>> START PROVIDED DATA

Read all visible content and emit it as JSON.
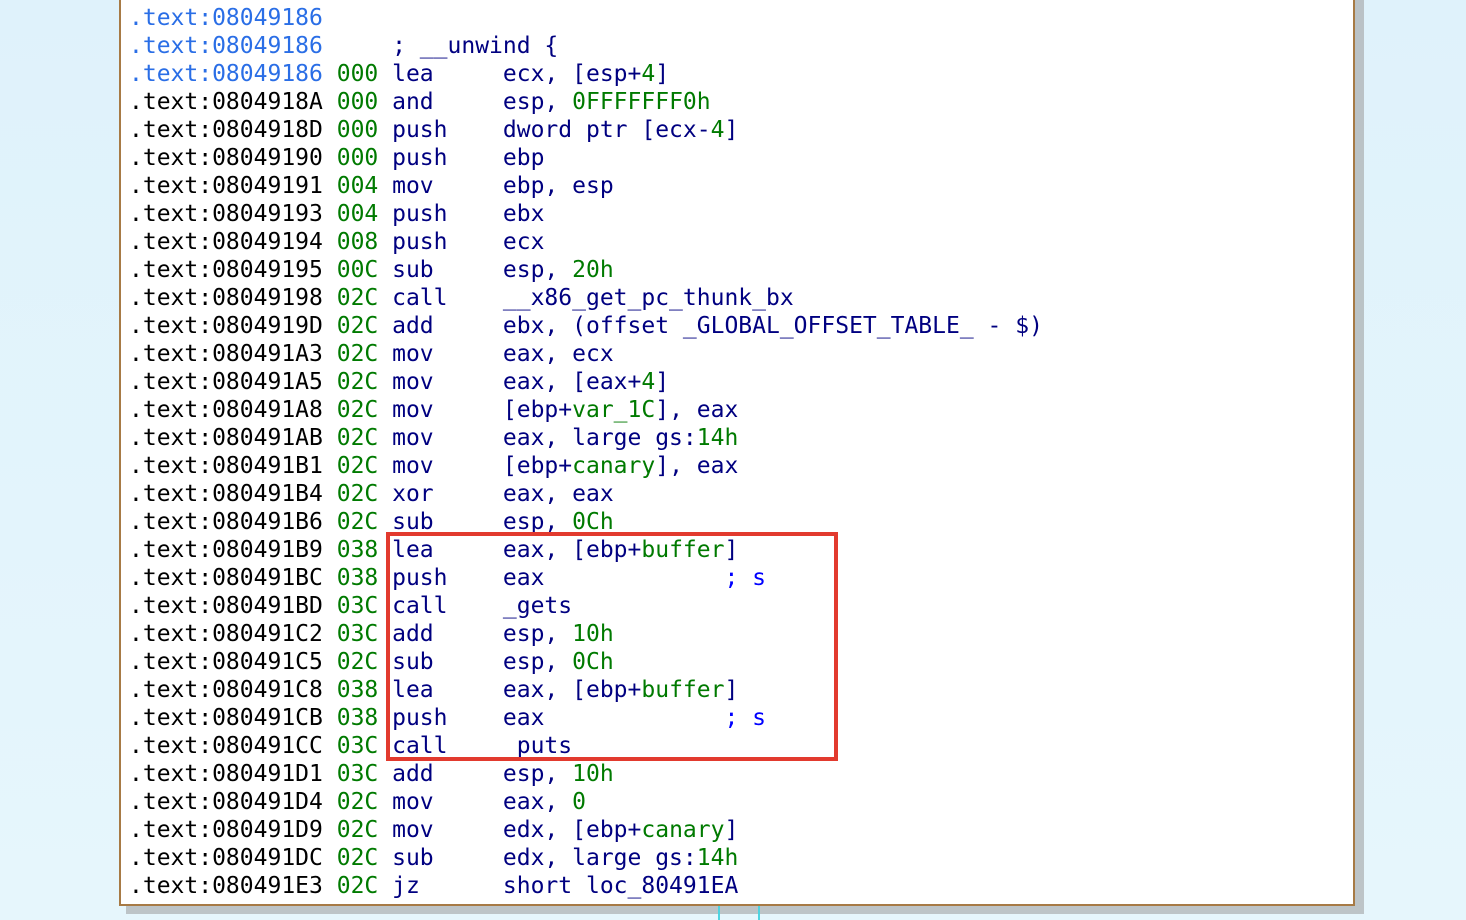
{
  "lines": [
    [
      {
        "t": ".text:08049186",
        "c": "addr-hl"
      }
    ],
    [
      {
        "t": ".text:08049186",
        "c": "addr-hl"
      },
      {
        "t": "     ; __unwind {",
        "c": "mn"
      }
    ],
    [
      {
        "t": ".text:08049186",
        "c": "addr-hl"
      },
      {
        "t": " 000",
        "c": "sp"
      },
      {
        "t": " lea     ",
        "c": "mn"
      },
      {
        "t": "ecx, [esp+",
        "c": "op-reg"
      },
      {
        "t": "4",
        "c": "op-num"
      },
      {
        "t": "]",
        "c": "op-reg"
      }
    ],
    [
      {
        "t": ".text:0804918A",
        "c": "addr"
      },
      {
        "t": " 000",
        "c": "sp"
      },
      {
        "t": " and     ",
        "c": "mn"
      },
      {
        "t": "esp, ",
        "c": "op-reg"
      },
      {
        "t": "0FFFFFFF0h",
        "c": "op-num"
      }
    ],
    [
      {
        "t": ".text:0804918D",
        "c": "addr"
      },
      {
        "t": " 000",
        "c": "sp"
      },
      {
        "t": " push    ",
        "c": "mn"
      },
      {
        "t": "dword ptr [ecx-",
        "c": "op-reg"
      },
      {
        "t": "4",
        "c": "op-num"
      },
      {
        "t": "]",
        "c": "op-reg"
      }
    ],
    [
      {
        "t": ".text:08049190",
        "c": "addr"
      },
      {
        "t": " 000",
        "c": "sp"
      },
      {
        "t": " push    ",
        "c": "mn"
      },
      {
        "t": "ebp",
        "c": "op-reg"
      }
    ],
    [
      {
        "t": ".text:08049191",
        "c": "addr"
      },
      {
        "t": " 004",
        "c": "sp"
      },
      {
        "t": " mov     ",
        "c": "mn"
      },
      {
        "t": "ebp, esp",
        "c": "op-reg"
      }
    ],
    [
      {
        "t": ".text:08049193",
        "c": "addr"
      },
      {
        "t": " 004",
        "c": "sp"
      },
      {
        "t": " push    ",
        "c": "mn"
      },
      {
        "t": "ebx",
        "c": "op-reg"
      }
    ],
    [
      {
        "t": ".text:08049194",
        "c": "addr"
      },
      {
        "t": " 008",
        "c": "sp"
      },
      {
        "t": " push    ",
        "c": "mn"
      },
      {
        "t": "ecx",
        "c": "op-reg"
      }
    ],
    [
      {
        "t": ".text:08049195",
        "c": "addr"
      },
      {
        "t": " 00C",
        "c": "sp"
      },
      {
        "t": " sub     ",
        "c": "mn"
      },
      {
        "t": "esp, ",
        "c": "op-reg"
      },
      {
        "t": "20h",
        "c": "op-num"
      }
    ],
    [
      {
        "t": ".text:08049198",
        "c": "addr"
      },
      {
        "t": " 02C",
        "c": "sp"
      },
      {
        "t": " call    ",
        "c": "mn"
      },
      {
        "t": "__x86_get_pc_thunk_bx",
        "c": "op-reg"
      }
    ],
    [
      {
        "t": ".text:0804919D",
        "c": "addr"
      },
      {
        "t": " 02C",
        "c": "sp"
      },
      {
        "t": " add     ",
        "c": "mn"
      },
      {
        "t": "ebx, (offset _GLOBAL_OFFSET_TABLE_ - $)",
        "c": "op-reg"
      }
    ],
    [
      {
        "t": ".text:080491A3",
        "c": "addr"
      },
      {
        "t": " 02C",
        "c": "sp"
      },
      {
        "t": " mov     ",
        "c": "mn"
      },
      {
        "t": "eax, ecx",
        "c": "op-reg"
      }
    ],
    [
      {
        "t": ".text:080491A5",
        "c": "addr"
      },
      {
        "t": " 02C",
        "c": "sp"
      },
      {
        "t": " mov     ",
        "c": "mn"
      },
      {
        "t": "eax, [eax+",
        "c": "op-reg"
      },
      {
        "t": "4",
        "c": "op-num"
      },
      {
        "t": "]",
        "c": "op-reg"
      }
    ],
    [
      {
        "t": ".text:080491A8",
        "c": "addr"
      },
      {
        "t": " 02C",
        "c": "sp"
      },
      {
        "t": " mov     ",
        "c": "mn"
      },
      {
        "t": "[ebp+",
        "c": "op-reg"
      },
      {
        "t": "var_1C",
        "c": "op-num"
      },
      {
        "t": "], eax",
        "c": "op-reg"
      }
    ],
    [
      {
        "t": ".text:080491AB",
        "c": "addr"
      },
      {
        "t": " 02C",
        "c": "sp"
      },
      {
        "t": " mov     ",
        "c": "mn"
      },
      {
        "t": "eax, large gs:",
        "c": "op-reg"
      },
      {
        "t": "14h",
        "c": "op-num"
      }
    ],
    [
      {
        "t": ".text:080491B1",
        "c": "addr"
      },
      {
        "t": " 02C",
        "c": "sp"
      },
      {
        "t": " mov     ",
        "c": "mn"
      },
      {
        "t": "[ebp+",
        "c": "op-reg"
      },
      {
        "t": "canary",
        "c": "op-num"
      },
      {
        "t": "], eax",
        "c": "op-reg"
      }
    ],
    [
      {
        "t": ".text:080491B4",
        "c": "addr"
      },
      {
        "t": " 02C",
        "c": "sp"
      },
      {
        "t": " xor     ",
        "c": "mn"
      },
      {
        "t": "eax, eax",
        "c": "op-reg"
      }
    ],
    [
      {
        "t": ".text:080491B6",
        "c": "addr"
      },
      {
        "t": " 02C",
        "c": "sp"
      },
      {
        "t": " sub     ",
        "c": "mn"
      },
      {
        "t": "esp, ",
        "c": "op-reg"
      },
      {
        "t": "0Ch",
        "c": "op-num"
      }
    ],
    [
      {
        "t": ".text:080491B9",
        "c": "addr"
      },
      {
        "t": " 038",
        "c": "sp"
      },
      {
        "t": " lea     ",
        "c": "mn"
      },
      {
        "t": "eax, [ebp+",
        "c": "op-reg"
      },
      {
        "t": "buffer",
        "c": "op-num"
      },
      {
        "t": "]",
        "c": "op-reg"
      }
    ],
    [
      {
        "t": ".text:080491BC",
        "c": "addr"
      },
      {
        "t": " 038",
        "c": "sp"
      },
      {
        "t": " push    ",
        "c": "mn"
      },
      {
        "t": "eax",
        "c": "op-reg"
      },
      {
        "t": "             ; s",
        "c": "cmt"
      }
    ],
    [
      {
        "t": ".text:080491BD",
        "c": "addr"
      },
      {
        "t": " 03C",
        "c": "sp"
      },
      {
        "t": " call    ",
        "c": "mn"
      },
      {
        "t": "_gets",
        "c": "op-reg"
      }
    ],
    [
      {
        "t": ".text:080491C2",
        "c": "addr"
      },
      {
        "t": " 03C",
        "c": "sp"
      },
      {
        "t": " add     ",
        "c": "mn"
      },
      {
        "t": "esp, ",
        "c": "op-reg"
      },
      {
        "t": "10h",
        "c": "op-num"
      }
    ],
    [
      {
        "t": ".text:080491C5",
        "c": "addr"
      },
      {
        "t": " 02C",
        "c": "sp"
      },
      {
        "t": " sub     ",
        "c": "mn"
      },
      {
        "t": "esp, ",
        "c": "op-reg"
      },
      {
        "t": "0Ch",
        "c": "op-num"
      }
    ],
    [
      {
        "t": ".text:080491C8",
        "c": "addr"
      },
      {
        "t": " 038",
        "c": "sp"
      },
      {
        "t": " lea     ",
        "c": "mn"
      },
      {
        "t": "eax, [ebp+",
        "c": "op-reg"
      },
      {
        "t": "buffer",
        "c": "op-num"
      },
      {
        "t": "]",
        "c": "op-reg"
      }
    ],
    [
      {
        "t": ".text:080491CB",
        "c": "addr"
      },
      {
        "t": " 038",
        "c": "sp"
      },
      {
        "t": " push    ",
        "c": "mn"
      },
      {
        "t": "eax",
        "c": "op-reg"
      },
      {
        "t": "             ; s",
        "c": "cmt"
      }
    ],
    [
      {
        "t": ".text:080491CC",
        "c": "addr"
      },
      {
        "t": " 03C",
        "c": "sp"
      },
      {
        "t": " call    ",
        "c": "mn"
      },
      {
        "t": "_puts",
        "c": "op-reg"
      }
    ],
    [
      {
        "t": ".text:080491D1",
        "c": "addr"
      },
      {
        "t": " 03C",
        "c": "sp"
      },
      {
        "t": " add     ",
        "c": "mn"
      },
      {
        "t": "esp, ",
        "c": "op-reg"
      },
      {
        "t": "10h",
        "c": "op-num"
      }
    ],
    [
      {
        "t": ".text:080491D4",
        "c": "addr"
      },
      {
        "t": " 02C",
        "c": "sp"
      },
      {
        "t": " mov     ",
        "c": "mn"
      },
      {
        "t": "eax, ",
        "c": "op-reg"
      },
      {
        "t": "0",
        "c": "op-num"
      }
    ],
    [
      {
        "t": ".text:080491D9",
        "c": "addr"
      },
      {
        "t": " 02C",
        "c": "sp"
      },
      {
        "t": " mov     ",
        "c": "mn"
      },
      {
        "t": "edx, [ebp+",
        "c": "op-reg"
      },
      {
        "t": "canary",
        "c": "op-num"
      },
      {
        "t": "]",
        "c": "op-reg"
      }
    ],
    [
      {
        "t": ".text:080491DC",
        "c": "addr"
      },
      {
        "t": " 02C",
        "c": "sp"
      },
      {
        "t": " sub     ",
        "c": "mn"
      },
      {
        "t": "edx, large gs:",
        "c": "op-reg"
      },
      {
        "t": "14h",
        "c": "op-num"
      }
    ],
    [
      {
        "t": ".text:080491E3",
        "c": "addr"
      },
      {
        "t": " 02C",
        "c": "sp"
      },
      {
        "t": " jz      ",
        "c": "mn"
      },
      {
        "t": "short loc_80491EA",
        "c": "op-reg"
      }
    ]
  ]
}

>> END PROVIDED DATA
>> START PROVIDED DATA

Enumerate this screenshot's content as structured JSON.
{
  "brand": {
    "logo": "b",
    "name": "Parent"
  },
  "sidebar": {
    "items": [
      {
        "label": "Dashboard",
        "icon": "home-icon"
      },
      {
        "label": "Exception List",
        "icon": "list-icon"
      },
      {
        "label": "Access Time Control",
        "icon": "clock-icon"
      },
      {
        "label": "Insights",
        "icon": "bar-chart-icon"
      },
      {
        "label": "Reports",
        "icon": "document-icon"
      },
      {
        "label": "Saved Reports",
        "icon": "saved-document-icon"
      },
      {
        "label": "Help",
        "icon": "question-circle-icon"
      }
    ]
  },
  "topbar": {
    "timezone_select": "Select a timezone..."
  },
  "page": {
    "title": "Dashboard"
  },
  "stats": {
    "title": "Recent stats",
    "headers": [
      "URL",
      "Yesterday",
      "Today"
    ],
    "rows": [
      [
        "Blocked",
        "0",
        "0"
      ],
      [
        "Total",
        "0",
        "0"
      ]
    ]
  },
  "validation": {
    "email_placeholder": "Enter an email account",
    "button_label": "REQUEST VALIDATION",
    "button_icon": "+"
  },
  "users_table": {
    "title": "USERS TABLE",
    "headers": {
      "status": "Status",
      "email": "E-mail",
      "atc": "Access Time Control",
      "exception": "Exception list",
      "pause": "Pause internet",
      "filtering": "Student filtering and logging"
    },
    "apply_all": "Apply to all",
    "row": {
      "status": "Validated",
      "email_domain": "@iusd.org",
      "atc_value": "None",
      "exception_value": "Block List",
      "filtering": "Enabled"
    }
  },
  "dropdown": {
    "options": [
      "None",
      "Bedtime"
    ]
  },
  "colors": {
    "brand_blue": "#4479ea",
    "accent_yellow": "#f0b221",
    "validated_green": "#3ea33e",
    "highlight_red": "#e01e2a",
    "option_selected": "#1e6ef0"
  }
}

>> END PROVIDED DATA

WHAT IS ASKED: Identify the lines above with the word "document". Copy them.

SOLUTION TO THIS PROBLEM:
        "icon": "document-icon"
        "icon": "saved-document-icon"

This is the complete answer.